── PROVIDED RECORDS ──

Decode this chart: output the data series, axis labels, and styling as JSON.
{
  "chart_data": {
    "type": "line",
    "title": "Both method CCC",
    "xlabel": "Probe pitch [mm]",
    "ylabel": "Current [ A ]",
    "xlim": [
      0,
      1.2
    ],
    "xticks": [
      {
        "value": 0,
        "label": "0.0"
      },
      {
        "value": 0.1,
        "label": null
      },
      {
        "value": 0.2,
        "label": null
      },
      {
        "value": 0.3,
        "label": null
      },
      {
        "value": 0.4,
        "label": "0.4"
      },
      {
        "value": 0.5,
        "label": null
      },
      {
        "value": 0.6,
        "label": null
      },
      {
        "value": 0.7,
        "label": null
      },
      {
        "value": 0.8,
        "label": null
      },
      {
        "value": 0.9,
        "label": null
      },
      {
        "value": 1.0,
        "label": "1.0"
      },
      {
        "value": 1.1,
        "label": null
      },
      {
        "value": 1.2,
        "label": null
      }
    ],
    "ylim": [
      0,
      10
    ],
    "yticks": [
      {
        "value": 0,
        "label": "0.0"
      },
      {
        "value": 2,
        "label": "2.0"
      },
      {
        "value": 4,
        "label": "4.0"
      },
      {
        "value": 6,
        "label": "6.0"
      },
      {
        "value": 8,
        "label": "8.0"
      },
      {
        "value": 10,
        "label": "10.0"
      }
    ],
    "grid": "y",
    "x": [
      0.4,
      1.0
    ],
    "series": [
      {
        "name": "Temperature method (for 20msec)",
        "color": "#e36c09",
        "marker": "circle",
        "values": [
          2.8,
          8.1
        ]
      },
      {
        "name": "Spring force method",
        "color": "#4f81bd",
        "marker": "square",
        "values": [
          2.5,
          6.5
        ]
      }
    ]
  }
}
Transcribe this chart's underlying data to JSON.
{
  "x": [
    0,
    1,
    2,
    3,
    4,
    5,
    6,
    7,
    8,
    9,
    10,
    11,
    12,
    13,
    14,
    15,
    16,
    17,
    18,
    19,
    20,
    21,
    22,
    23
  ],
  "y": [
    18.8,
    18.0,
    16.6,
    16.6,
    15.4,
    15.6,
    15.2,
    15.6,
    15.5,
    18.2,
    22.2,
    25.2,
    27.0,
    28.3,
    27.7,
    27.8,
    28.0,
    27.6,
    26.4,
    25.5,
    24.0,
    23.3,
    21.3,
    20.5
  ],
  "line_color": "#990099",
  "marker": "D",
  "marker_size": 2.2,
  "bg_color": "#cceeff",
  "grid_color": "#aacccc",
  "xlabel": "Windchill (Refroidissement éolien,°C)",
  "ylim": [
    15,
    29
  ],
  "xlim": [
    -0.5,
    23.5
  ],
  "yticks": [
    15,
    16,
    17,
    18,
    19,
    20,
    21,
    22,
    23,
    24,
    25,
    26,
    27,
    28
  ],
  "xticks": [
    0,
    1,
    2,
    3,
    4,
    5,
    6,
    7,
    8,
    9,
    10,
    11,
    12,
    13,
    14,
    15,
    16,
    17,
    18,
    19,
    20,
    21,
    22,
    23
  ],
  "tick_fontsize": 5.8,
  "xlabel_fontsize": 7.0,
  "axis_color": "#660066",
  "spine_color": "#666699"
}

───

Write out the entries above once more, without altering anything.

**SOLUTION FOR THIS PROBLEM**
Decode this chart: output the data series, axis labels, and styling as JSON.
{
  "chart_data": {
    "type": "line",
    "title": "Both method CCC",
    "xlabel": "Probe pitch [mm]",
    "ylabel": "Current [ A ]",
    "xlim": [
      0,
      1.2
    ],
    "xticks": [
      {
        "value": 0,
        "label": "0.0"
      },
      {
        "value": 0.1,
        "label": null
      },
      {
        "value": 0.2,
        "label": null
      },
      {
        "value": 0.3,
        "label": null
      },
      {
        "value": 0.4,
        "label": "0.4"
      },
      {
        "value": 0.5,
        "label": null
      },
      {
        "value": 0.6,
        "label": null
      },
      {
        "value": 0.7,
        "label": null
      },
      {
        "value": 0.8,
        "label": null
      },
      {
        "value": 0.9,
        "label": null
      },
      {
        "value": 1.0,
        "label": "1.0"
      },
      {
        "value": 1.1,
        "label": null
      },
      {
        "value": 1.2,
        "label": null
      }
    ],
    "ylim": [
      0,
      10
    ],
    "yticks": [
      {
        "value": 0,
        "label": "0.0"
      },
      {
        "value": 2,
        "label": "2.0"
      },
      {
        "value": 4,
        "label": "4.0"
      },
      {
        "value": 6,
        "label": "6.0"
      },
      {
        "value": 8,
        "label": "8.0"
      },
      {
        "value": 10,
        "label": "10.0"
      }
    ],
    "grid": "y",
    "x": [
      0.4,
      1.0
    ],
    "series": [
      {
        "name": "Temperature method (for 20msec)",
        "color": "#e36c09",
        "marker": "circle",
        "values": [
          2.8,
          8.1
        ]
      },
      {
        "name": "Spring force method",
        "color": "#4f81bd",
        "marker": "square",
        "values": [
          2.5,
          6.5
        ]
      }
    ]
  }
}
Transcribe this chart's underlying data to JSON.
{
  "x": [
    0,
    1,
    2,
    3,
    4,
    5,
    6,
    7,
    8,
    9,
    10,
    11,
    12,
    13,
    14,
    15,
    16,
    17,
    18,
    19,
    20,
    21,
    22,
    23
  ],
  "y": [
    18.8,
    18.0,
    16.6,
    16.6,
    15.4,
    15.6,
    15.2,
    15.6,
    15.5,
    18.2,
    22.2,
    25.2,
    27.0,
    28.3,
    27.7,
    27.8,
    28.0,
    27.6,
    26.4,
    25.5,
    24.0,
    23.3,
    21.3,
    20.5
  ],
  "line_color": "#990099",
  "marker": "D",
  "marker_size": 2.2,
  "bg_color": "#cceeff",
  "grid_color": "#aacccc",
  "xlabel": "Windchill (Refroidissement éolien,°C)",
  "ylim": [
    15,
    29
  ],
  "xlim": [
    -0.5,
    23.5
  ],
  "yticks": [
    15,
    16,
    17,
    18,
    19,
    20,
    21,
    22,
    23,
    24,
    25,
    26,
    27,
    28
  ],
  "xticks": [
    0,
    1,
    2,
    3,
    4,
    5,
    6,
    7,
    8,
    9,
    10,
    11,
    12,
    13,
    14,
    15,
    16,
    17,
    18,
    19,
    20,
    21,
    22,
    23
  ],
  "tick_fontsize": 5.8,
  "xlabel_fontsize": 7.0,
  "axis_color": "#660066",
  "spine_color": "#666699"
}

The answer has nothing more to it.